** Given request **
Restate each of the lines below word for word and drop every picture.

** Record set **
####################

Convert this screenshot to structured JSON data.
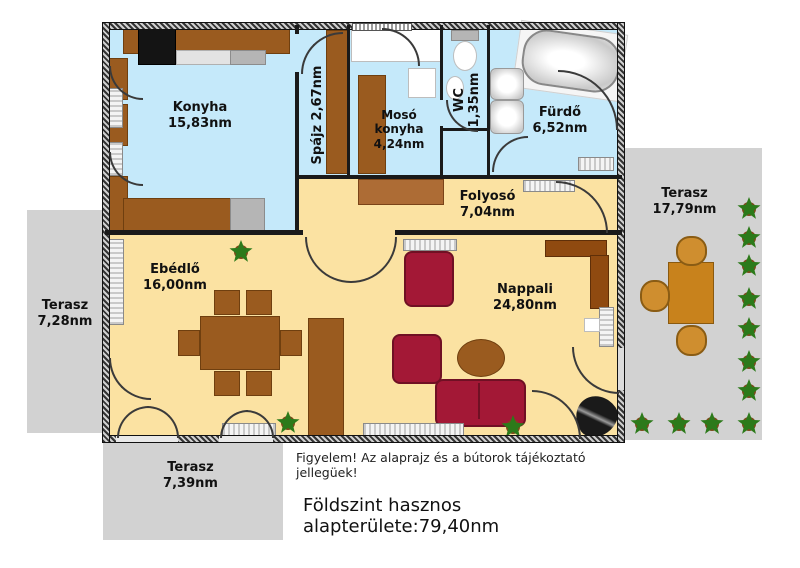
{
  "rooms": [
    {
      "name": "Konyha",
      "area": "15,83nm"
    },
    {
      "name": "Spájz",
      "area": "2,67nm"
    },
    {
      "name": "Mosó konyha",
      "area": "4,24nm"
    },
    {
      "name": "WC",
      "area": "1,35nm"
    },
    {
      "name": "Fürdő",
      "area": "6,52nm"
    },
    {
      "name": "Folyosó",
      "area": "7,04nm"
    },
    {
      "name": "Ebédlő",
      "area": "16,00nm"
    },
    {
      "name": "Nappali",
      "area": "24,80nm"
    }
  ],
  "terraces": [
    {
      "name": "Terasz",
      "area": "17,79nm"
    },
    {
      "name": "Terasz",
      "area": "7,28nm"
    },
    {
      "name": "Terasz",
      "area": "7,39nm"
    }
  ],
  "notes": {
    "disclaimer": "Figyelem! Az alaprajz és a bútorok tájékoztató jellegüek!",
    "total_area_label": "Földszint hasznos alapterülete:79,40nm"
  },
  "colors": {
    "wet_room_floor": "#c5e9fa",
    "living_floor": "#fbe2a2",
    "terrace": "#d2d2d2",
    "furniture_brown": "#9a5b1f",
    "sofa_red": "#a31836",
    "wall": "#1a1a1a"
  }
}
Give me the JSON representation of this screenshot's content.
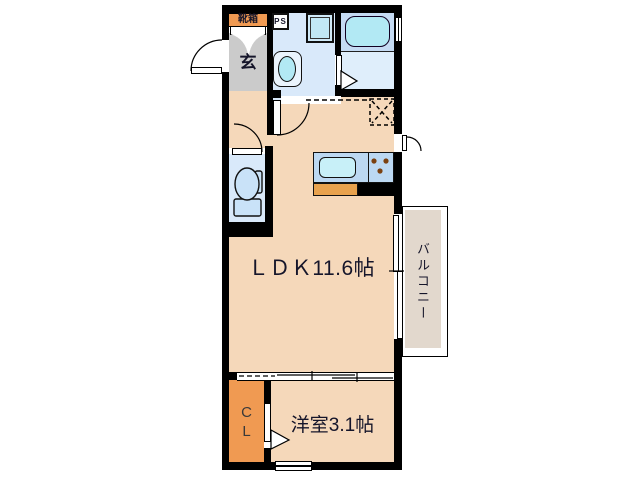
{
  "plan": {
    "title": "1K apartment floor plan",
    "labels": {
      "shoe_box": "靴箱",
      "pipe_space": "PS",
      "entrance": "玄",
      "ldk": "ＬＤＫ11.6帖",
      "balcony": "バルコニー",
      "closet": "CL",
      "bedroom": "洋室3.1帖"
    },
    "colors": {
      "wall": "#000000",
      "room_floor": "#F5D8BA",
      "accent_orange": "#F09A52",
      "kitchen_base_orange": "#E8A24E",
      "entrance_gray": "#CBCBCB",
      "wet_floor": "#D9E9FA",
      "bath_upper": "#C5DBF3",
      "bath_lower": "#DFEEFB",
      "fixture_cyan": "#B2E9F4",
      "fixture_blue": "#C9E2F8",
      "counter_blue": "#BCD8F2",
      "sink_cyan": "#C8F0F8",
      "balcony_beige": "#E2D8CD",
      "stove_dot_brown": "#7B4010"
    }
  }
}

####################

** Written answer **
Convert this screenshot to structured JSON data.
{
  "rooms": [
    {
      "name": "Konyha",
      "area": "15,83nm"
    },
    {
      "name": "Spájz",
      "area": "2,67nm"
    },
    {
      "name": "Mosó konyha",
      "area": "4,24nm"
    },
    {
      "name": "WC",
      "area": "1,35nm"
    },
    {
      "name": "Fürdő",
      "area": "6,52nm"
    },
    {
      "name": "Folyosó",
      "area": "7,04nm"
    },
    {
      "name": "Ebédlő",
      "area": "16,00nm"
    },
    {
      "name": "Nappali",
      "area": "24,80nm"
    }
  ],
  "terraces": [
    {
      "name": "Terasz",
      "area": "17,79nm"
    },
    {
      "name": "Terasz",
      "area": "7,28nm"
    },
    {
      "name": "Terasz",
      "area": "7,39nm"
    }
  ],
  "notes": {
    "disclaimer": "Figyelem! Az alaprajz és a bútorok tájékoztató jellegüek!",
    "total_area_label": "Földszint hasznos alapterülete:79,40nm"
  },
  "colors": {
    "wet_room_floor": "#c5e9fa",
    "living_floor": "#fbe2a2",
    "terrace": "#d2d2d2",
    "furniture_brown": "#9a5b1f",
    "sofa_red": "#a31836",
    "wall": "#1a1a1a"
  }
}
Give me the JSON representation of this screenshot's content.
{
  "plan": {
    "title": "1K apartment floor plan",
    "labels": {
      "shoe_box": "靴箱",
      "pipe_space": "PS",
      "entrance": "玄",
      "ldk": "ＬＤＫ11.6帖",
      "balcony": "バルコニー",
      "closet": "CL",
      "bedroom": "洋室3.1帖"
    },
    "colors": {
      "wall": "#000000",
      "room_floor": "#F5D8BA",
      "accent_orange": "#F09A52",
      "kitchen_base_orange": "#E8A24E",
      "entrance_gray": "#CBCBCB",
      "wet_floor": "#D9E9FA",
      "bath_upper": "#C5DBF3",
      "bath_lower": "#DFEEFB",
      "fixture_cyan": "#B2E9F4",
      "fixture_blue": "#C9E2F8",
      "counter_blue": "#BCD8F2",
      "sink_cyan": "#C8F0F8",
      "balcony_beige": "#E2D8CD",
      "stove_dot_brown": "#7B4010"
    }
  }
}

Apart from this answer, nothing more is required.